• Objective
Read the lines below. Copy out any that hold the string "ffffff".

START

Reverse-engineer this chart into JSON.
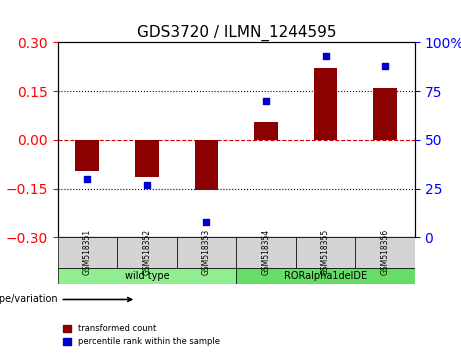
{
  "title": "GDS3720 / ILMN_1244595",
  "samples": [
    "GSM518351",
    "GSM518352",
    "GSM518353",
    "GSM518354",
    "GSM518355",
    "GSM518356"
  ],
  "transformed_count": [
    -0.095,
    -0.115,
    -0.155,
    0.055,
    0.22,
    0.16
  ],
  "percentile_rank": [
    30,
    27,
    8,
    70,
    93,
    88
  ],
  "groups": [
    {
      "label": "wild type",
      "indices": [
        0,
        1,
        2
      ],
      "color": "#90ee90"
    },
    {
      "label": "RORalpha1delDE",
      "indices": [
        3,
        4,
        5
      ],
      "color": "#66dd66"
    }
  ],
  "group_label_prefix": "genotype/variation",
  "bar_color": "#8b0000",
  "dot_color": "#0000cd",
  "ylim_left": [
    -0.3,
    0.3
  ],
  "ylim_right": [
    0,
    100
  ],
  "yticks_left": [
    -0.3,
    -0.15,
    0,
    0.15,
    0.3
  ],
  "yticks_right": [
    0,
    25,
    50,
    75,
    100
  ],
  "hline_y": 0,
  "hline_color": "#cc0000",
  "dotted_lines": [
    -0.15,
    0.15
  ],
  "legend_items": [
    "transformed count",
    "percentile rank within the sample"
  ],
  "bg_color": "#ffffff",
  "plot_bg_color": "#ffffff",
  "bar_width": 0.4
}
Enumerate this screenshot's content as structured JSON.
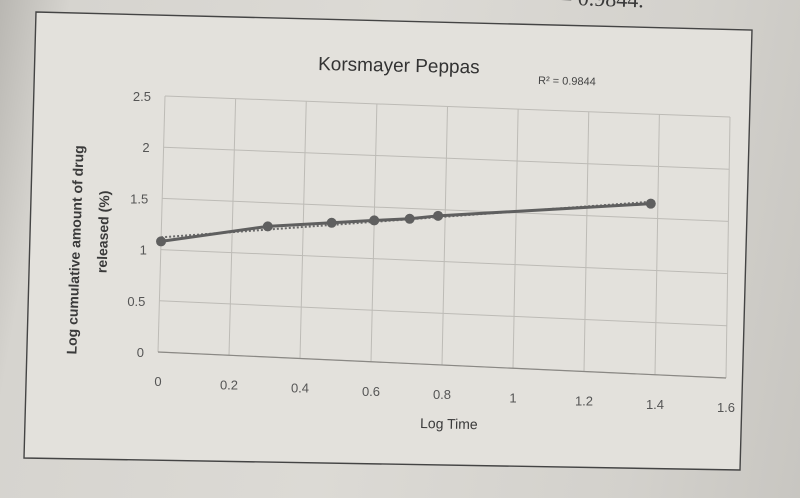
{
  "page": {
    "top_fragment": "= 0.9844."
  },
  "chart_data": {
    "type": "line",
    "title": "Korsmayer Peppas",
    "annotation": "R² = 0.9844",
    "xlabel": "Log Time",
    "ylabel_line1": "Log cumulative amount of drug",
    "ylabel_line2": "released (%)",
    "xlim": [
      0,
      1.6
    ],
    "ylim": [
      0,
      2.5
    ],
    "x_ticks": [
      "0",
      "0.2",
      "0.4",
      "0.6",
      "0.8",
      "1",
      "1.2",
      "1.4",
      "1.6"
    ],
    "y_ticks": [
      "0",
      "0.5",
      "1",
      "1.5",
      "2",
      "2.5"
    ],
    "grid": true,
    "trendline": "dotted linear fit",
    "series": [
      {
        "x": [
          0,
          0.3,
          0.48,
          0.6,
          0.7,
          0.78,
          1.38
        ],
        "y": [
          1.08,
          1.27,
          1.33,
          1.37,
          1.4,
          1.44,
          1.64
        ],
        "color": "#5f5f5f"
      }
    ],
    "trend_fit": {
      "slope": 0.39,
      "intercept": 1.12
    },
    "colors": {
      "line": "#5f5f5f",
      "grid": "#bdbbb6",
      "frame": "#444444"
    }
  }
}
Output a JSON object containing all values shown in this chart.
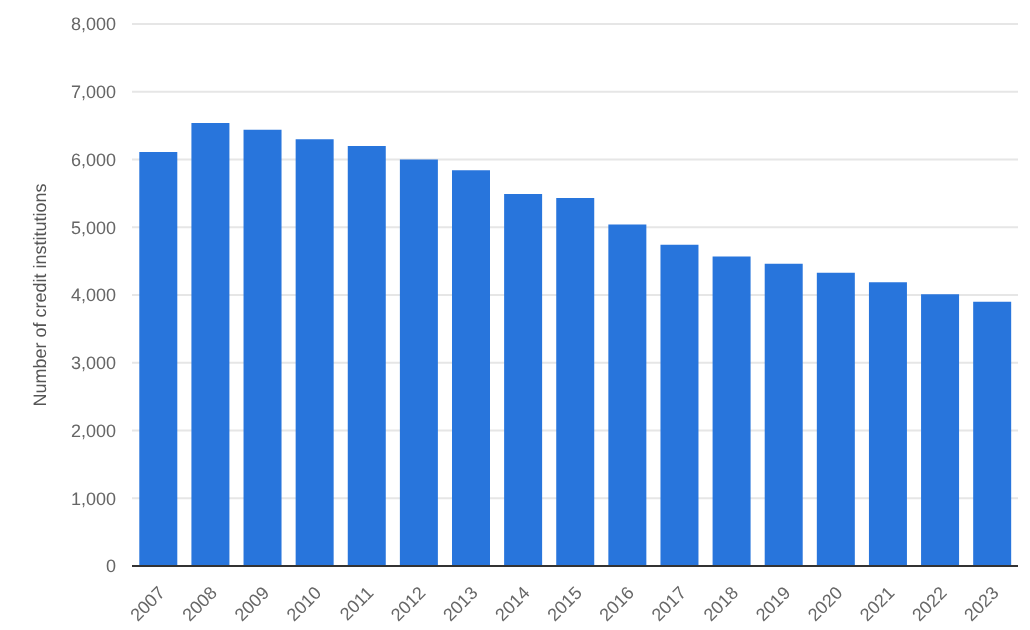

END

• Complete response
  "bg_color": "#ffffff",
  "plot_bg_color": "#ffffff",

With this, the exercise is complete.